++++ Data shown

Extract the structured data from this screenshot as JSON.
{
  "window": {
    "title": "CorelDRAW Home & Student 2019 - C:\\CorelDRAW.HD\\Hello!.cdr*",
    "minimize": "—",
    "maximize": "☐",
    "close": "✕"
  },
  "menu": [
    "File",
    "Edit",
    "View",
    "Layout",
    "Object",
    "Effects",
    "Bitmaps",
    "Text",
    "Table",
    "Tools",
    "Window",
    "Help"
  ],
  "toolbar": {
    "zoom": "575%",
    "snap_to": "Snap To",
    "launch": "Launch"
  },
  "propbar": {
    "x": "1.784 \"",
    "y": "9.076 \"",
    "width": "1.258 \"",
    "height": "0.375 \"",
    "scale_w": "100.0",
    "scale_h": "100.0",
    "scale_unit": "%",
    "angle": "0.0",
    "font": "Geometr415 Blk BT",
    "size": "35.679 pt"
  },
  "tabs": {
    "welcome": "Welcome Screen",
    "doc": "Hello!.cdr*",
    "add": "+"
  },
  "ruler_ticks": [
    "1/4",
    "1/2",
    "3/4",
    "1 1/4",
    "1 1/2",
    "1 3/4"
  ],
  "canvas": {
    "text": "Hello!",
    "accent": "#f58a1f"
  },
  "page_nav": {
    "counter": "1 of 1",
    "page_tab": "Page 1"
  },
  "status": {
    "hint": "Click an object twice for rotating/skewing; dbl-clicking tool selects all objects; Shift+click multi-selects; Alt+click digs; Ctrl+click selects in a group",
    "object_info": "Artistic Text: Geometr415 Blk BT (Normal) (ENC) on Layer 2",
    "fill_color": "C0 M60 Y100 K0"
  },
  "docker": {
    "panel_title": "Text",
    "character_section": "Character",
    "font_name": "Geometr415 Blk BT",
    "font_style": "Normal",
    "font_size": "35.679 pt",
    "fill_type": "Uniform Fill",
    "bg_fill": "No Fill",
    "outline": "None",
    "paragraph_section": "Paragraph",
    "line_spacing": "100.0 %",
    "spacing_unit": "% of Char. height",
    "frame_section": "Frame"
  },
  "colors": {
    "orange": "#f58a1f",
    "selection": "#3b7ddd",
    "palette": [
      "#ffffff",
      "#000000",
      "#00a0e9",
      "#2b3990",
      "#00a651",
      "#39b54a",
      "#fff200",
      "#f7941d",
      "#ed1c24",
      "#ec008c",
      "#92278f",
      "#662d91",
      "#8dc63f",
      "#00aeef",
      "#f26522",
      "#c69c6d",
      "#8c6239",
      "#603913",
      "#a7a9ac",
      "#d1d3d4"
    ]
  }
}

++++++++

## Problem description
Your task is to print the whole listing again exactly.

## Answer to this task
Extract the structured data from this screenshot as JSON.
{
  "window": {
    "title": "CorelDRAW Home & Student 2019 - C:\\CorelDRAW.HD\\Hello!.cdr*",
    "minimize": "—",
    "maximize": "☐",
    "close": "✕"
  },
  "menu": [
    "File",
    "Edit",
    "View",
    "Layout",
    "Object",
    "Effects",
    "Bitmaps",
    "Text",
    "Table",
    "Tools",
    "Window",
    "Help"
  ],
  "toolbar": {
    "zoom": "575%",
    "snap_to": "Snap To",
    "launch": "Launch"
  },
  "propbar": {
    "x": "1.784 \"",
    "y": "9.076 \"",
    "width": "1.258 \"",
    "height": "0.375 \"",
    "scale_w": "100.0",
    "scale_h": "100.0",
    "scale_unit": "%",
    "angle": "0.0",
    "font": "Geometr415 Blk BT",
    "size": "35.679 pt"
  },
  "tabs": {
    "welcome": "Welcome Screen",
    "doc": "Hello!.cdr*",
    "add": "+"
  },
  "ruler_ticks": [
    "1/4",
    "1/2",
    "3/4",
    "1 1/4",
    "1 1/2",
    "1 3/4"
  ],
  "canvas": {
    "text": "Hello!",
    "accent": "#f58a1f"
  },
  "page_nav": {
    "counter": "1 of 1",
    "page_tab": "Page 1"
  },
  "status": {
    "hint": "Click an object twice for rotating/skewing; dbl-clicking tool selects all objects; Shift+click multi-selects; Alt+click digs; Ctrl+click selects in a group",
    "object_info": "Artistic Text: Geometr415 Blk BT (Normal) (ENC) on Layer 2",
    "fill_color": "C0 M60 Y100 K0"
  },
  "docker": {
    "panel_title": "Text",
    "character_section": "Character",
    "font_name": "Geometr415 Blk BT",
    "font_style": "Normal",
    "font_size": "35.679 pt",
    "fill_type": "Uniform Fill",
    "bg_fill": "No Fill",
    "outline": "None",
    "paragraph_section": "Paragraph",
    "line_spacing": "100.0 %",
    "spacing_unit": "% of Char. height",
    "frame_section": "Frame"
  },
  "colors": {
    "orange": "#f58a1f",
    "selection": "#3b7ddd",
    "palette": [
      "#ffffff",
      "#000000",
      "#00a0e9",
      "#2b3990",
      "#00a651",
      "#39b54a",
      "#fff200",
      "#f7941d",
      "#ed1c24",
      "#ec008c",
      "#92278f",
      "#662d91",
      "#8dc63f",
      "#00aeef",
      "#f26522",
      "#c69c6d",
      "#8c6239",
      "#603913",
      "#a7a9ac",
      "#d1d3d4"
    ]
  }
}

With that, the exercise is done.